___ Material shown

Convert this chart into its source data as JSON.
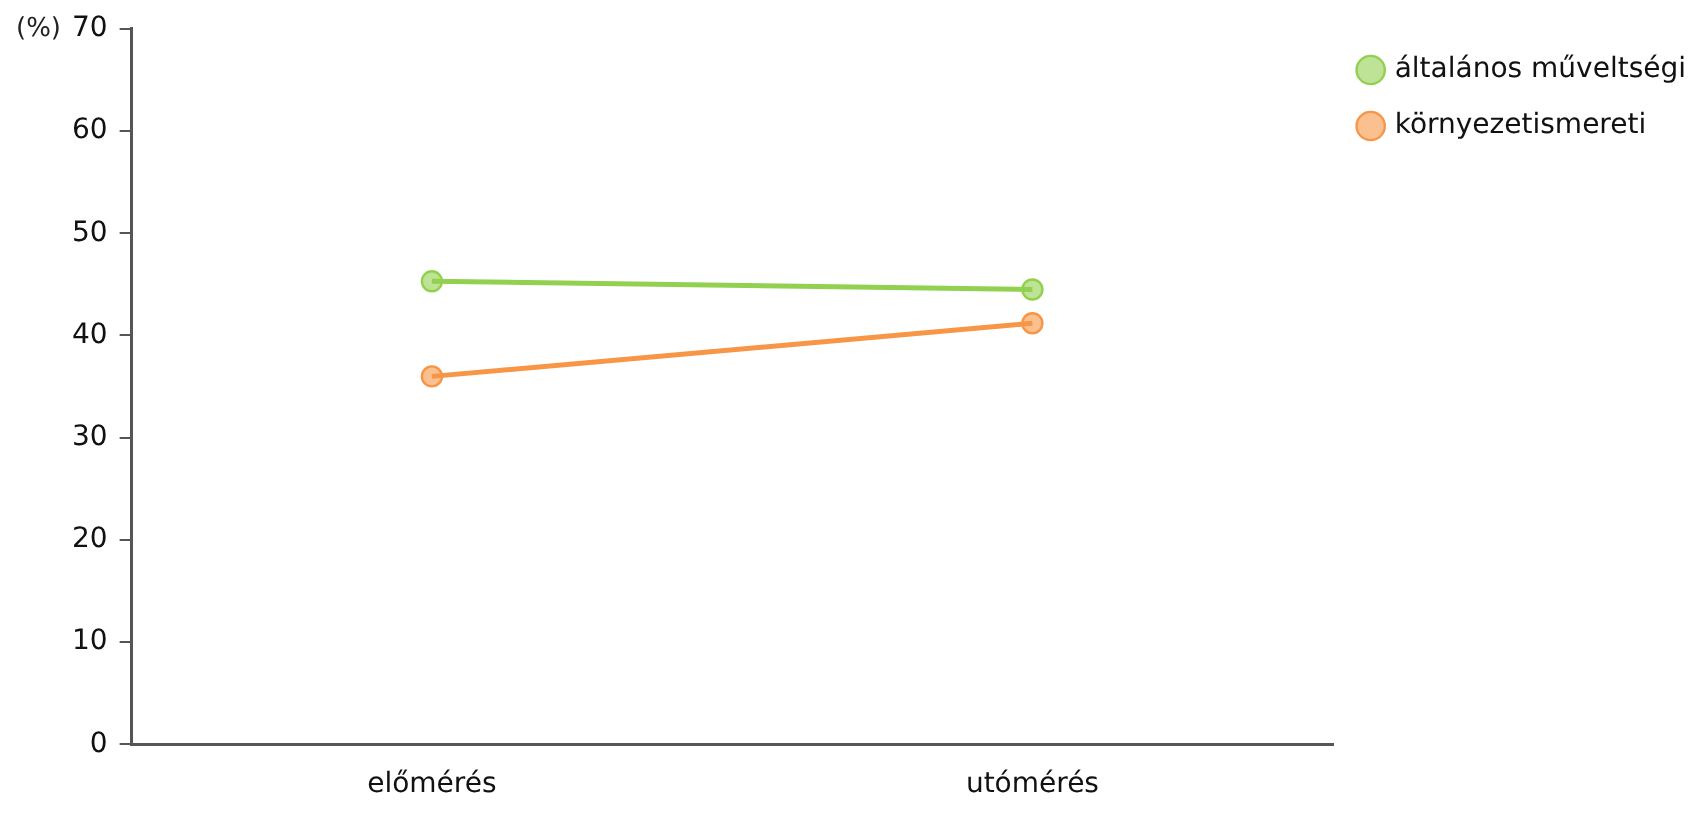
{
  "chart_data": {
    "type": "line",
    "ylabel": "(%)",
    "categories": [
      "előmérés",
      "utómérés"
    ],
    "series": [
      {
        "name": "általános műveltségi",
        "color": "#92d050",
        "values": [
          45.3,
          44.5
        ]
      },
      {
        "name": "környezetismereti",
        "color": "#f79646",
        "values": [
          36.0,
          41.2
        ]
      }
    ],
    "ylim": [
      0,
      70
    ],
    "yticks": [
      0,
      10,
      20,
      30,
      40,
      50,
      60,
      70
    ],
    "grid": false,
    "legend": "top right",
    "marker": "circle",
    "line_style": "solid"
  }
}
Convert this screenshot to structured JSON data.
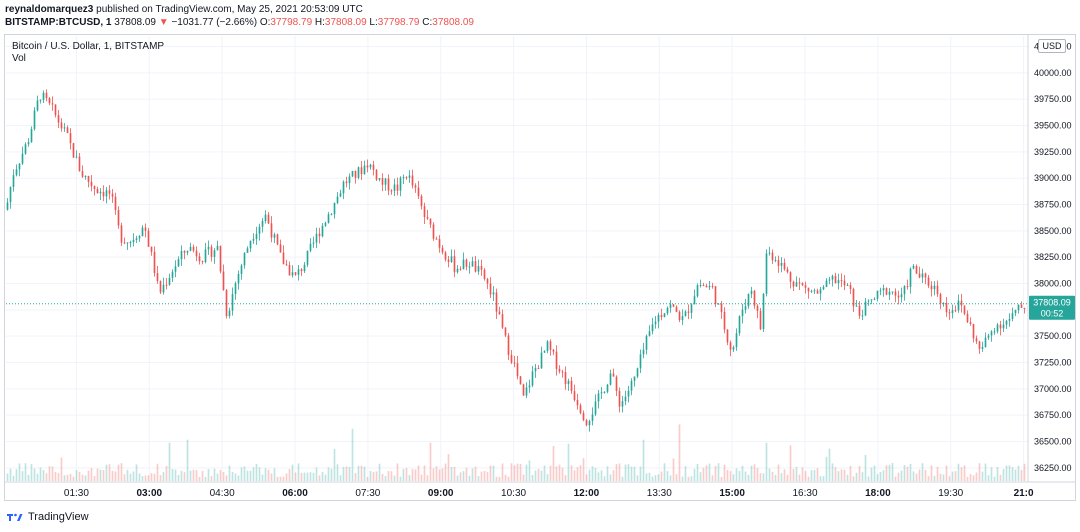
{
  "header": {
    "publisher": "reynaldomarquez3",
    "published_text": "published on TradingView.com, May 25, 2021 20:53:09 UTC",
    "symbol": "BITSTAMP:BTCUSD, 1",
    "last": "37808.09",
    "change_arrow": "▼",
    "change": "−1031.77 (−2.66%)",
    "o_label": "O:",
    "o_value": "37798.79",
    "h_label": "H:",
    "h_value": "37808.09",
    "l_label": "L:",
    "l_value": "37798.79",
    "c_label": "C:",
    "c_value": "37808.09"
  },
  "legend": {
    "title": "Bitcoin / U.S. Dollar, 1, BITSTAMP",
    "volume": "Vol"
  },
  "currency_button": "USD",
  "footer": {
    "brand": "TradingView",
    "logo_icon": "tradingview-logo-icon"
  },
  "colors": {
    "up": "#26a69a",
    "down": "#ef5350",
    "grid": "#f0f3fa",
    "axis_text": "#131722",
    "price_line": "#26a69a"
  },
  "chart_data": {
    "type": "candlestick",
    "title": "Bitcoin / U.S. Dollar, 1, BITSTAMP",
    "y_axis_side": "right",
    "ylim": [
      36125,
      40350
    ],
    "y_ticks": [
      "36250.00",
      "36500.00",
      "36750.00",
      "37000.00",
      "37250.00",
      "37500.00",
      "37750.00",
      "38000.00",
      "38250.00",
      "38500.00",
      "38750.00",
      "39000.00",
      "39250.00",
      "39500.00",
      "39750.00",
      "40000.00",
      "40250.00"
    ],
    "y_tick_values": [
      36250,
      36500,
      36750,
      37000,
      37250,
      37500,
      37750,
      38000,
      38250,
      38500,
      38750,
      39000,
      39250,
      39500,
      39750,
      40000,
      40250
    ],
    "x_ticks": [
      {
        "label": "01:30",
        "hour": 1.5,
        "bold": false
      },
      {
        "label": "03:00",
        "hour": 3.0,
        "bold": true
      },
      {
        "label": "04:30",
        "hour": 4.5,
        "bold": false
      },
      {
        "label": "06:00",
        "hour": 6.0,
        "bold": true
      },
      {
        "label": "07:30",
        "hour": 7.5,
        "bold": false
      },
      {
        "label": "09:00",
        "hour": 9.0,
        "bold": true
      },
      {
        "label": "10:30",
        "hour": 10.5,
        "bold": false
      },
      {
        "label": "12:00",
        "hour": 12.0,
        "bold": true
      },
      {
        "label": "13:30",
        "hour": 13.5,
        "bold": false
      },
      {
        "label": "15:00",
        "hour": 15.0,
        "bold": true
      },
      {
        "label": "16:30",
        "hour": 16.5,
        "bold": false
      },
      {
        "label": "18:00",
        "hour": 18.0,
        "bold": true
      },
      {
        "label": "19:30",
        "hour": 19.5,
        "bold": false
      },
      {
        "label": "21:0",
        "hour": 21.0,
        "bold": true
      }
    ],
    "x_range_hours": [
      0.05,
      21.05
    ],
    "last_price": 37808.09,
    "last_price_label": "37808.09",
    "countdown_label": "00:52",
    "grid": true,
    "candle_count": 340,
    "price_path": [
      {
        "hour": 0.05,
        "price": 38700
      },
      {
        "hour": 0.2,
        "price": 39050
      },
      {
        "hour": 0.5,
        "price": 39350
      },
      {
        "hour": 0.75,
        "price": 39800
      },
      {
        "hour": 1.0,
        "price": 39650
      },
      {
        "hour": 1.3,
        "price": 39400
      },
      {
        "hour": 1.6,
        "price": 39050
      },
      {
        "hour": 1.9,
        "price": 38900
      },
      {
        "hour": 2.2,
        "price": 38850
      },
      {
        "hour": 2.4,
        "price": 38450
      },
      {
        "hour": 2.6,
        "price": 38400
      },
      {
        "hour": 2.9,
        "price": 38550
      },
      {
        "hour": 3.1,
        "price": 38150
      },
      {
        "hour": 3.2,
        "price": 37900
      },
      {
        "hour": 3.5,
        "price": 38150
      },
      {
        "hour": 3.8,
        "price": 38350
      },
      {
        "hour": 4.1,
        "price": 38250
      },
      {
        "hour": 4.4,
        "price": 38350
      },
      {
        "hour": 4.6,
        "price": 37700
      },
      {
        "hour": 4.8,
        "price": 38050
      },
      {
        "hour": 5.1,
        "price": 38450
      },
      {
        "hour": 5.4,
        "price": 38650
      },
      {
        "hour": 5.7,
        "price": 38250
      },
      {
        "hour": 6.0,
        "price": 38050
      },
      {
        "hour": 6.2,
        "price": 38200
      },
      {
        "hour": 6.5,
        "price": 38500
      },
      {
        "hour": 6.8,
        "price": 38750
      },
      {
        "hour": 7.0,
        "price": 38950
      },
      {
        "hour": 7.3,
        "price": 39050
      },
      {
        "hour": 7.5,
        "price": 39150
      },
      {
        "hour": 7.8,
        "price": 38950
      },
      {
        "hour": 8.1,
        "price": 38900
      },
      {
        "hour": 8.3,
        "price": 39050
      },
      {
        "hour": 8.5,
        "price": 38850
      },
      {
        "hour": 8.7,
        "price": 38600
      },
      {
        "hour": 9.0,
        "price": 38350
      },
      {
        "hour": 9.3,
        "price": 38150
      },
      {
        "hour": 9.6,
        "price": 38200
      },
      {
        "hour": 9.9,
        "price": 38050
      },
      {
        "hour": 10.1,
        "price": 37850
      },
      {
        "hour": 10.3,
        "price": 37500
      },
      {
        "hour": 10.5,
        "price": 37250
      },
      {
        "hour": 10.7,
        "price": 36900
      },
      {
        "hour": 10.9,
        "price": 37150
      },
      {
        "hour": 11.2,
        "price": 37400
      },
      {
        "hour": 11.5,
        "price": 37150
      },
      {
        "hour": 11.8,
        "price": 36900
      },
      {
        "hour": 12.0,
        "price": 36700
      },
      {
        "hour": 12.2,
        "price": 36850
      },
      {
        "hour": 12.5,
        "price": 37150
      },
      {
        "hour": 12.7,
        "price": 36850
      },
      {
        "hour": 13.0,
        "price": 37100
      },
      {
        "hour": 13.2,
        "price": 37400
      },
      {
        "hour": 13.4,
        "price": 37650
      },
      {
        "hour": 13.7,
        "price": 37800
      },
      {
        "hour": 14.0,
        "price": 37650
      },
      {
        "hour": 14.3,
        "price": 38000
      },
      {
        "hour": 14.6,
        "price": 37950
      },
      {
        "hour": 14.8,
        "price": 37650
      },
      {
        "hour": 15.0,
        "price": 37350
      },
      {
        "hour": 15.2,
        "price": 37750
      },
      {
        "hour": 15.4,
        "price": 37950
      },
      {
        "hour": 15.6,
        "price": 37550
      },
      {
        "hour": 15.7,
        "price": 38300
      },
      {
        "hour": 15.9,
        "price": 38250
      },
      {
        "hour": 16.2,
        "price": 38050
      },
      {
        "hour": 16.5,
        "price": 37950
      },
      {
        "hour": 16.8,
        "price": 37900
      },
      {
        "hour": 17.1,
        "price": 38050
      },
      {
        "hour": 17.4,
        "price": 37950
      },
      {
        "hour": 17.6,
        "price": 37700
      },
      {
        "hour": 17.9,
        "price": 37850
      },
      {
        "hour": 18.2,
        "price": 37950
      },
      {
        "hour": 18.5,
        "price": 37850
      },
      {
        "hour": 18.7,
        "price": 38150
      },
      {
        "hour": 18.9,
        "price": 38050
      },
      {
        "hour": 19.2,
        "price": 37950
      },
      {
        "hour": 19.4,
        "price": 37750
      },
      {
        "hour": 19.7,
        "price": 37800
      },
      {
        "hour": 19.9,
        "price": 37600
      },
      {
        "hour": 20.1,
        "price": 37350
      },
      {
        "hour": 20.4,
        "price": 37600
      },
      {
        "hour": 20.7,
        "price": 37650
      },
      {
        "hour": 20.9,
        "price": 37750
      },
      {
        "hour": 21.05,
        "price": 37808
      }
    ]
  }
}
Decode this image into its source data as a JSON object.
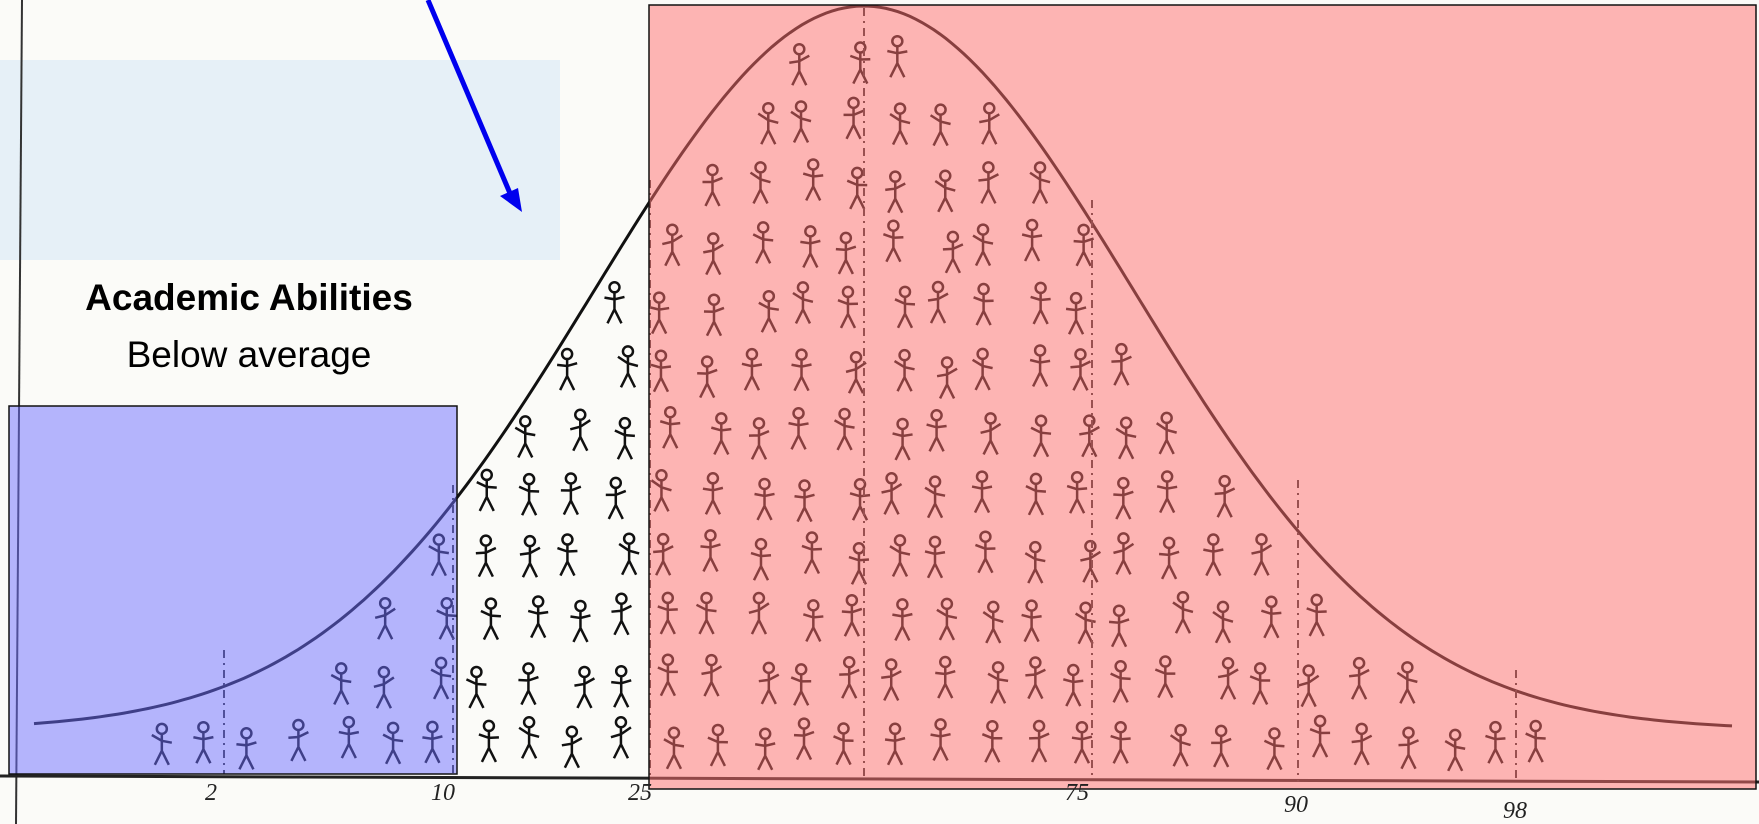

______

> [Stated problem]: Using the records above, pull out each line where the word "this" occurs.

> [Exercise solution]:
Convert this chart into its source data as JSON.
Convert this screenshot to structured JSON data.
Decode this image into its source data as a JSON object.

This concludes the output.